» **Records for this exercise**:
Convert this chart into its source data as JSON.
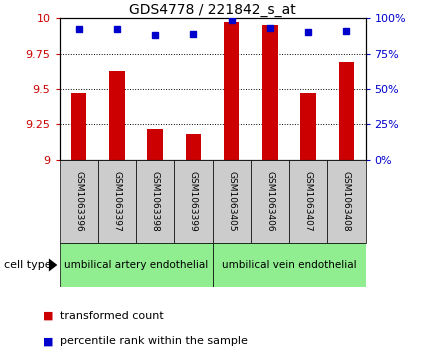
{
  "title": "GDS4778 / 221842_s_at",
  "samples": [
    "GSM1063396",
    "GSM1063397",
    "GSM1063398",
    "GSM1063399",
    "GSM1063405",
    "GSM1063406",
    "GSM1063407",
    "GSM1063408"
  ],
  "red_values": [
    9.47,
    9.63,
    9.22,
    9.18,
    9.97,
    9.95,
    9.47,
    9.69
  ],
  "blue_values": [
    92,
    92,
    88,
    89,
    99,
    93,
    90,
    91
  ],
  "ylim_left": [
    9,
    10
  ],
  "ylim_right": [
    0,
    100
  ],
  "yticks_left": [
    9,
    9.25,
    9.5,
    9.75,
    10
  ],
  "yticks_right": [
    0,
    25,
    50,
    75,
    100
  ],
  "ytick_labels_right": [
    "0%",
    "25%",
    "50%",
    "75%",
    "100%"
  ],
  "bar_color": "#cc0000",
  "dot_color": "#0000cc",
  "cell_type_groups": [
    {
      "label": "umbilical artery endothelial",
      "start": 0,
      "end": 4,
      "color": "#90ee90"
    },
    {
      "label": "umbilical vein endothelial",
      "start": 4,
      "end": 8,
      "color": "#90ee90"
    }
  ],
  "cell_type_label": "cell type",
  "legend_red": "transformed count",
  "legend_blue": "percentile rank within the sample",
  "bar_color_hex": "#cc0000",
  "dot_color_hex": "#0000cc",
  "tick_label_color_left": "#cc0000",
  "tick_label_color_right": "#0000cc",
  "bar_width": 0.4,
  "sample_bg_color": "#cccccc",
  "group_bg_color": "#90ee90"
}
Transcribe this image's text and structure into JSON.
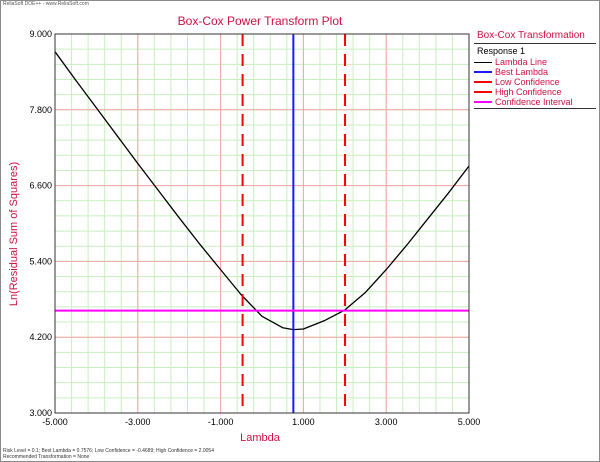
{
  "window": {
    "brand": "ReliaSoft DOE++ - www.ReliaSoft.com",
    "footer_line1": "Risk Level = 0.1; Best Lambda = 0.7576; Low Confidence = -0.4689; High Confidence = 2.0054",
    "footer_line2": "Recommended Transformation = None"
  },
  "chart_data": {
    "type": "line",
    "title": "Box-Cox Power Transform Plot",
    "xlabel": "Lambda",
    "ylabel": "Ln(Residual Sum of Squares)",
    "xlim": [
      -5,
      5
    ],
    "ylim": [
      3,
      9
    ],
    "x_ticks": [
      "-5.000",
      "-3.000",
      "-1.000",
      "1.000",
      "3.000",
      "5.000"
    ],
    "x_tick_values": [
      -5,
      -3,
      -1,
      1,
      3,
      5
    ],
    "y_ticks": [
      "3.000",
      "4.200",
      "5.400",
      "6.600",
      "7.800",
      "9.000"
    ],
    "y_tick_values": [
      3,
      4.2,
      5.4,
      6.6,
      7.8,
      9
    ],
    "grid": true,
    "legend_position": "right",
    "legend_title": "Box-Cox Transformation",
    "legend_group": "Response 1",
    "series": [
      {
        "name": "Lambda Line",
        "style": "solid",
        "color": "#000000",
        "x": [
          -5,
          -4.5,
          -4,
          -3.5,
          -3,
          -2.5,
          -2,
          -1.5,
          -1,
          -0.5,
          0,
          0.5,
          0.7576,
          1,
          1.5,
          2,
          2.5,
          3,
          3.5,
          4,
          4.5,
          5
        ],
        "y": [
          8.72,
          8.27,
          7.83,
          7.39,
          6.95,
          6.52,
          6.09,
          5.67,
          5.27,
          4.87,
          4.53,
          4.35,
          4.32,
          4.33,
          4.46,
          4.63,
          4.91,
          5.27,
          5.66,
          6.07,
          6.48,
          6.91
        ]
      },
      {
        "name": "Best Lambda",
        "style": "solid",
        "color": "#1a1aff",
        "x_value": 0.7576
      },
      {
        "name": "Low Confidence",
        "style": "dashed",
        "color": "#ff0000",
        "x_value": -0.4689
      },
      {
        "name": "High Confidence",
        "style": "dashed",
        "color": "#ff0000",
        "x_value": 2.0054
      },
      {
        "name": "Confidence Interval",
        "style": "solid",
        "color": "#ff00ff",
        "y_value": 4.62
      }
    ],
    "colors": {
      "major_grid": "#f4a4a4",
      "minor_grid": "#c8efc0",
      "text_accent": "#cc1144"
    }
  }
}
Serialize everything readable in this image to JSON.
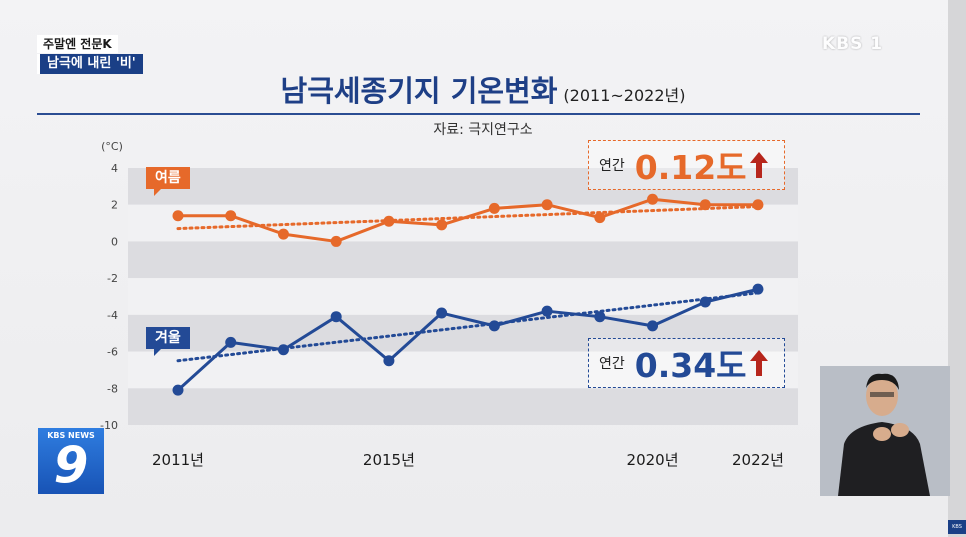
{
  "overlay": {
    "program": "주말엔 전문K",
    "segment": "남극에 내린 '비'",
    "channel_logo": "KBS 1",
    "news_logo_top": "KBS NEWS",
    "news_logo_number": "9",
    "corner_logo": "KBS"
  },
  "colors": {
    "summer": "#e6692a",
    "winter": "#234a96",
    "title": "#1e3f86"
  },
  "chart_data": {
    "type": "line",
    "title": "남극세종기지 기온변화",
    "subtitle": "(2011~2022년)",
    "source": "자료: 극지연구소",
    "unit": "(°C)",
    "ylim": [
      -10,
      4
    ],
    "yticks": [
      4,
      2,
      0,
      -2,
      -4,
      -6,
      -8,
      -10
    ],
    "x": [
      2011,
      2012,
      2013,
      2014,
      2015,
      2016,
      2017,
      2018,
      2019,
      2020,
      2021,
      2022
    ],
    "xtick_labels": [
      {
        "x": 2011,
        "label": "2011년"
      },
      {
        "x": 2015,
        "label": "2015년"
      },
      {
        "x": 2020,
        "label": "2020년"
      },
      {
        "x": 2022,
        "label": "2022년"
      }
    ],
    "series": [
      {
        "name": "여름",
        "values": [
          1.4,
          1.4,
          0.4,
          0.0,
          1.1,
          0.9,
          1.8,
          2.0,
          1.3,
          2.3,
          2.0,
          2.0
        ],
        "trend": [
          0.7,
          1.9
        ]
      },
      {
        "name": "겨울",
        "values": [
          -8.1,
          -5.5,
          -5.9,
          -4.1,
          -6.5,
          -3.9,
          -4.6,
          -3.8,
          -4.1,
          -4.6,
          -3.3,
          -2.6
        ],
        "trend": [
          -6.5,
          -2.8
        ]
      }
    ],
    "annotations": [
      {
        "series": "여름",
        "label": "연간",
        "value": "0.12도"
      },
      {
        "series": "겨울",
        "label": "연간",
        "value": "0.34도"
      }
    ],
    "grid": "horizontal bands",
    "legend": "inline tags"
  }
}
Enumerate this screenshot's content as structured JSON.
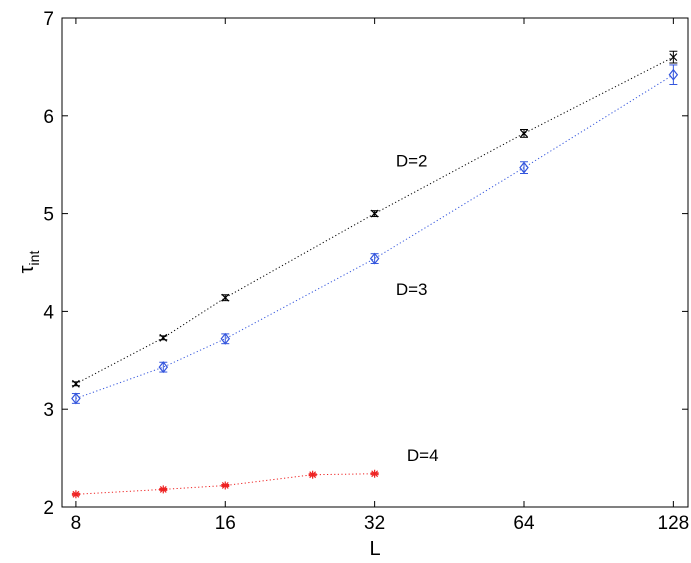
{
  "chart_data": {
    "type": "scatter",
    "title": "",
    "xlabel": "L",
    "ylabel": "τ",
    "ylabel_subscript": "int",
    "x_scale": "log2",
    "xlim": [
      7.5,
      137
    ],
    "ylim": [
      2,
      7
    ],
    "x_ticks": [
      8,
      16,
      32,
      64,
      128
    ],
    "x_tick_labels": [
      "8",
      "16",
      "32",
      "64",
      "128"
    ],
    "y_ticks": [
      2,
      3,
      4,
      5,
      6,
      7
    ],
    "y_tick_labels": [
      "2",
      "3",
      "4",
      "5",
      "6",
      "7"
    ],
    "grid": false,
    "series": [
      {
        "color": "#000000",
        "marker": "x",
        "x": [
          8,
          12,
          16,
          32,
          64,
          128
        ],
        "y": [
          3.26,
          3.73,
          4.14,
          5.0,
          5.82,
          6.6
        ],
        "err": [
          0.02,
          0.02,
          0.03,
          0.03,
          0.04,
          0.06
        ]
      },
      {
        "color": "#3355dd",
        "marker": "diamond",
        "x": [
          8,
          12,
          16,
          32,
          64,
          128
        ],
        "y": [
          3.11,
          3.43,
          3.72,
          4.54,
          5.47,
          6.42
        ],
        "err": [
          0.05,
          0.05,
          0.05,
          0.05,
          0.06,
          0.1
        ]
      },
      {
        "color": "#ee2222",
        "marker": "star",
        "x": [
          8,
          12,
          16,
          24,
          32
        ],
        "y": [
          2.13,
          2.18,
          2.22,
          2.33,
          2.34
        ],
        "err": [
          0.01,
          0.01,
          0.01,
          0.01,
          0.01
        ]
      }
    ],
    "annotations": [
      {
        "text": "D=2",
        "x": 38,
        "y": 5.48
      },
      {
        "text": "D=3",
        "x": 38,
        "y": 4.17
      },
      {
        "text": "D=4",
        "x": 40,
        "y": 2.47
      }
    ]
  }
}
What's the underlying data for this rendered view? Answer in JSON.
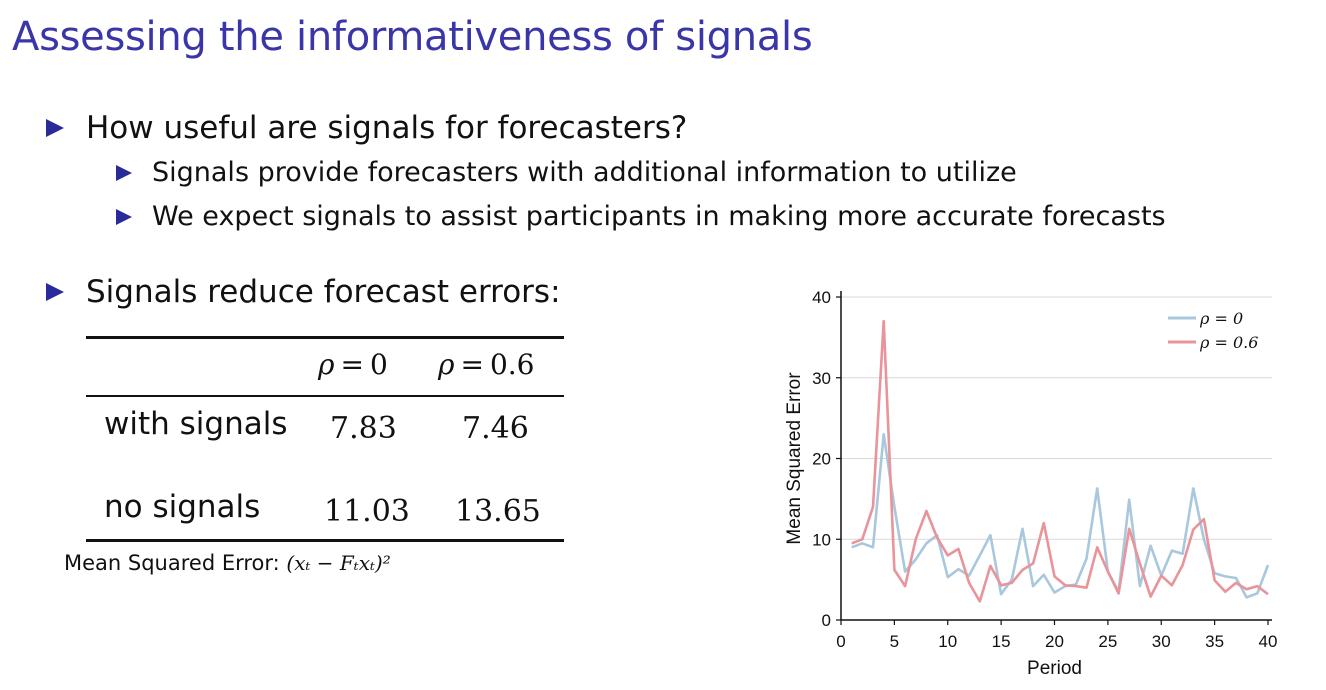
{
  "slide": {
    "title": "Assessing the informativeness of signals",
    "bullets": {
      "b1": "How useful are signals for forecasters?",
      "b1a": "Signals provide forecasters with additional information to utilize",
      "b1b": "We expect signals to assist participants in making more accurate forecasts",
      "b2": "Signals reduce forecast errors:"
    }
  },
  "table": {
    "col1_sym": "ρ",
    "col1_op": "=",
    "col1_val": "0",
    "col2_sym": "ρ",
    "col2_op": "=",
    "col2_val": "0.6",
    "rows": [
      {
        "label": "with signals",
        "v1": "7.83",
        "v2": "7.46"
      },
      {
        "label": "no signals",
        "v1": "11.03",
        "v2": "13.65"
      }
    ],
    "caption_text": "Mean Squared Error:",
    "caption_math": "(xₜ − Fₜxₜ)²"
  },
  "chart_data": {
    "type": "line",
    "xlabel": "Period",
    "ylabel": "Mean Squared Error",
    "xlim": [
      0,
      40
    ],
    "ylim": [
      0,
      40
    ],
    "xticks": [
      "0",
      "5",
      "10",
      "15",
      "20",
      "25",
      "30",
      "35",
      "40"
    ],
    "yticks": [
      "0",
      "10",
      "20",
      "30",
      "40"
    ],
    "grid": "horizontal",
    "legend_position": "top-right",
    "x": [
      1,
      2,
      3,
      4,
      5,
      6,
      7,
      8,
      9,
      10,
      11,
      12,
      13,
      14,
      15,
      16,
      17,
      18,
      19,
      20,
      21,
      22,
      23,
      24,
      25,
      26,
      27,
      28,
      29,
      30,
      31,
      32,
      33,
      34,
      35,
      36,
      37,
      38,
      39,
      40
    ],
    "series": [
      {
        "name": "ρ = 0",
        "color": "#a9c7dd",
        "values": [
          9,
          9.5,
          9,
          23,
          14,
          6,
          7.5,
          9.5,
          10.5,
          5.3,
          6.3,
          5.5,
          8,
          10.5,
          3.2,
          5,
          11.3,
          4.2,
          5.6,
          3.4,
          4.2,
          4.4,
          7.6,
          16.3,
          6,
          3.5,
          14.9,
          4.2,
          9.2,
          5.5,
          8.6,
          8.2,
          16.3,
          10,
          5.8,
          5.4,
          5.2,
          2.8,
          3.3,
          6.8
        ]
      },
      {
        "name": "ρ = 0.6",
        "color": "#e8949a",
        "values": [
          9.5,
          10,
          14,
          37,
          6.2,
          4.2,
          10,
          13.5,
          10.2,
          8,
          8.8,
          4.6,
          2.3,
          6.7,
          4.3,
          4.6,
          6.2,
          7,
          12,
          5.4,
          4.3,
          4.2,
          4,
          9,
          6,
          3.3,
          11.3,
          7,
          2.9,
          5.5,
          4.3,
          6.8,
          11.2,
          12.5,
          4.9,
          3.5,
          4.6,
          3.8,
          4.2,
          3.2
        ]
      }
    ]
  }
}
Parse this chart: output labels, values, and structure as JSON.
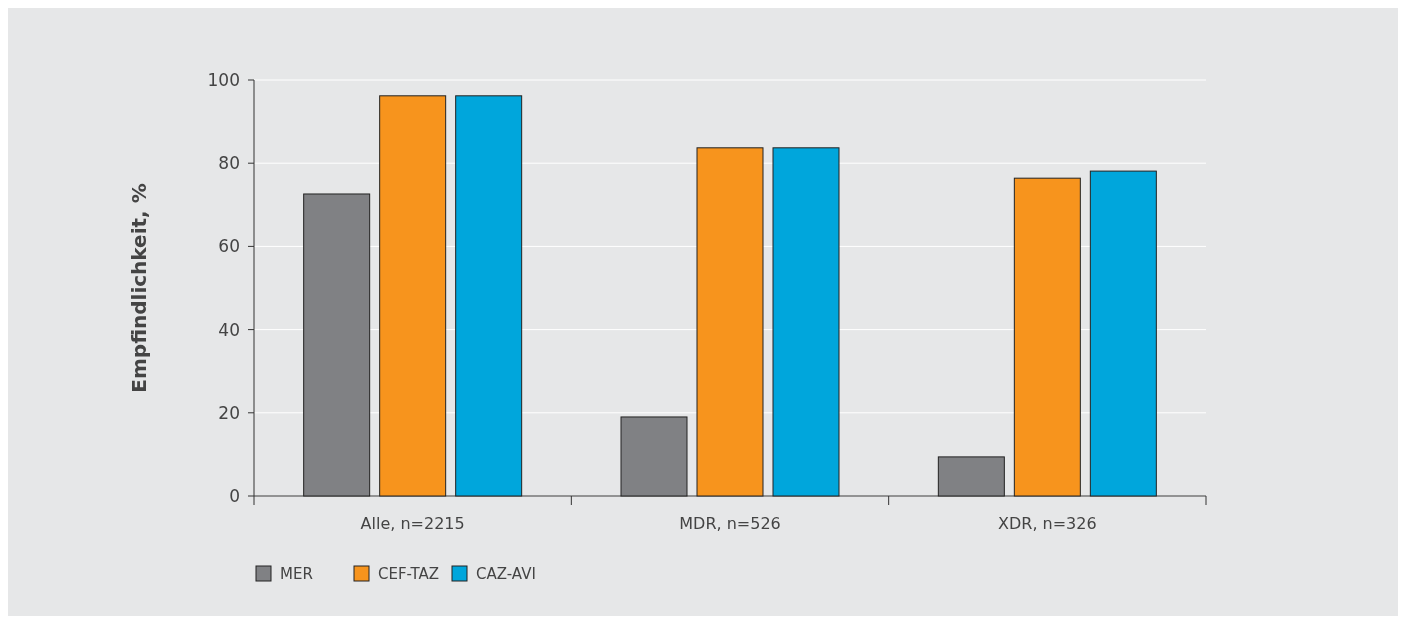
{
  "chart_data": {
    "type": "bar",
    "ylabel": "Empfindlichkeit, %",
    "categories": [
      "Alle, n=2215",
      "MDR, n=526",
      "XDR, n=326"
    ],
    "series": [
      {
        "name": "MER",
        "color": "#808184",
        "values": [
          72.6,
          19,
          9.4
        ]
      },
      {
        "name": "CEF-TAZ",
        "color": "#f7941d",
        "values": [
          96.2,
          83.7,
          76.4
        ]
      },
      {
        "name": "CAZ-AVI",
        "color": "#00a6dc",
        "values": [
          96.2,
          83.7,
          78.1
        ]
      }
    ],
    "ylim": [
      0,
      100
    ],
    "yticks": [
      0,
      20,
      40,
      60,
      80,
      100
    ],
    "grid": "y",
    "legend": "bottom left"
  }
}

» **Written problem**:
Could you repeat, exactly and with nothing else, the lines from the one containing "Parse this chart: output" through the last line of the records above, leaving out the pictures?

» **Exercise output**:
Parse this chart: output labels, values, and structure as JSON.
{
  "chart_data": {
    "type": "bar",
    "ylabel": "Empfindlichkeit, %",
    "categories": [
      "Alle, n=2215",
      "MDR, n=526",
      "XDR, n=326"
    ],
    "series": [
      {
        "name": "MER",
        "color": "#808184",
        "values": [
          72.6,
          19,
          9.4
        ]
      },
      {
        "name": "CEF-TAZ",
        "color": "#f7941d",
        "values": [
          96.2,
          83.7,
          76.4
        ]
      },
      {
        "name": "CAZ-AVI",
        "color": "#00a6dc",
        "values": [
          96.2,
          83.7,
          78.1
        ]
      }
    ],
    "ylim": [
      0,
      100
    ],
    "yticks": [
      0,
      20,
      40,
      60,
      80,
      100
    ],
    "grid": "y",
    "legend": "bottom left"
  }
}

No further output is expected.